▸ Data excerpts
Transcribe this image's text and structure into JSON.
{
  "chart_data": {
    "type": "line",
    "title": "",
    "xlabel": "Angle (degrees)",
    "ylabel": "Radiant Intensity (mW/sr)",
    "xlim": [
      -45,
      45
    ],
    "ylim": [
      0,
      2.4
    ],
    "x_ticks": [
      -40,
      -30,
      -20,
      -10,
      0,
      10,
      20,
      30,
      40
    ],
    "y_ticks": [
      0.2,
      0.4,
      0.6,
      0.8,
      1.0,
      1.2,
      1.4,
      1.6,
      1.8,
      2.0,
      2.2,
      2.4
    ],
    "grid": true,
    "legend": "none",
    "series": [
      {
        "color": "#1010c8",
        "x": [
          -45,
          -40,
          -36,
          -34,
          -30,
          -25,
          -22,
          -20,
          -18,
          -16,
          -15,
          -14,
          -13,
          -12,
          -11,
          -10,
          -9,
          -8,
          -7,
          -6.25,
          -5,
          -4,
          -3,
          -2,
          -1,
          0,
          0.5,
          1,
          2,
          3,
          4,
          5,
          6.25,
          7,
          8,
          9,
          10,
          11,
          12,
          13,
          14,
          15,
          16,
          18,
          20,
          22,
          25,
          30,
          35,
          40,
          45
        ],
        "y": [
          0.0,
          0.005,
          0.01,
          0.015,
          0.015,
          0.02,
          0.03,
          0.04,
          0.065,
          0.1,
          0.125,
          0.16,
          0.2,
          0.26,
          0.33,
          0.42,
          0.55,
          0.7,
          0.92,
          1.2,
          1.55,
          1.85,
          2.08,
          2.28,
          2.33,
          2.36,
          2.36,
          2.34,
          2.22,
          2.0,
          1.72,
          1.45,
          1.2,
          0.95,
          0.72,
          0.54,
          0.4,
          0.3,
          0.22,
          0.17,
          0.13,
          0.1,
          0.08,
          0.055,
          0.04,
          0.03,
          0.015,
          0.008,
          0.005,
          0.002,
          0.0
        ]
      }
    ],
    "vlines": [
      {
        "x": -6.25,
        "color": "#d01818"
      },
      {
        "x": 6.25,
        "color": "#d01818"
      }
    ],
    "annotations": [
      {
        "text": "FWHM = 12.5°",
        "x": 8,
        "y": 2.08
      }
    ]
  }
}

▸ Given problem
Write out all of the records once more, exactly.

▸ Answer to the problem
Transcribe this image's text and structure into JSON.
{
  "chart_data": {
    "type": "line",
    "title": "",
    "xlabel": "Angle (degrees)",
    "ylabel": "Radiant Intensity (mW/sr)",
    "xlim": [
      -45,
      45
    ],
    "ylim": [
      0,
      2.4
    ],
    "x_ticks": [
      -40,
      -30,
      -20,
      -10,
      0,
      10,
      20,
      30,
      40
    ],
    "y_ticks": [
      0.2,
      0.4,
      0.6,
      0.8,
      1.0,
      1.2,
      1.4,
      1.6,
      1.8,
      2.0,
      2.2,
      2.4
    ],
    "grid": true,
    "legend": "none",
    "series": [
      {
        "color": "#1010c8",
        "x": [
          -45,
          -40,
          -36,
          -34,
          -30,
          -25,
          -22,
          -20,
          -18,
          -16,
          -15,
          -14,
          -13,
          -12,
          -11,
          -10,
          -9,
          -8,
          -7,
          -6.25,
          -5,
          -4,
          -3,
          -2,
          -1,
          0,
          0.5,
          1,
          2,
          3,
          4,
          5,
          6.25,
          7,
          8,
          9,
          10,
          11,
          12,
          13,
          14,
          15,
          16,
          18,
          20,
          22,
          25,
          30,
          35,
          40,
          45
        ],
        "y": [
          0.0,
          0.005,
          0.01,
          0.015,
          0.015,
          0.02,
          0.03,
          0.04,
          0.065,
          0.1,
          0.125,
          0.16,
          0.2,
          0.26,
          0.33,
          0.42,
          0.55,
          0.7,
          0.92,
          1.2,
          1.55,
          1.85,
          2.08,
          2.28,
          2.33,
          2.36,
          2.36,
          2.34,
          2.22,
          2.0,
          1.72,
          1.45,
          1.2,
          0.95,
          0.72,
          0.54,
          0.4,
          0.3,
          0.22,
          0.17,
          0.13,
          0.1,
          0.08,
          0.055,
          0.04,
          0.03,
          0.015,
          0.008,
          0.005,
          0.002,
          0.0
        ]
      }
    ],
    "vlines": [
      {
        "x": -6.25,
        "color": "#d01818"
      },
      {
        "x": 6.25,
        "color": "#d01818"
      }
    ],
    "annotations": [
      {
        "text": "FWHM = 12.5°",
        "x": 8,
        "y": 2.08
      }
    ]
  }
}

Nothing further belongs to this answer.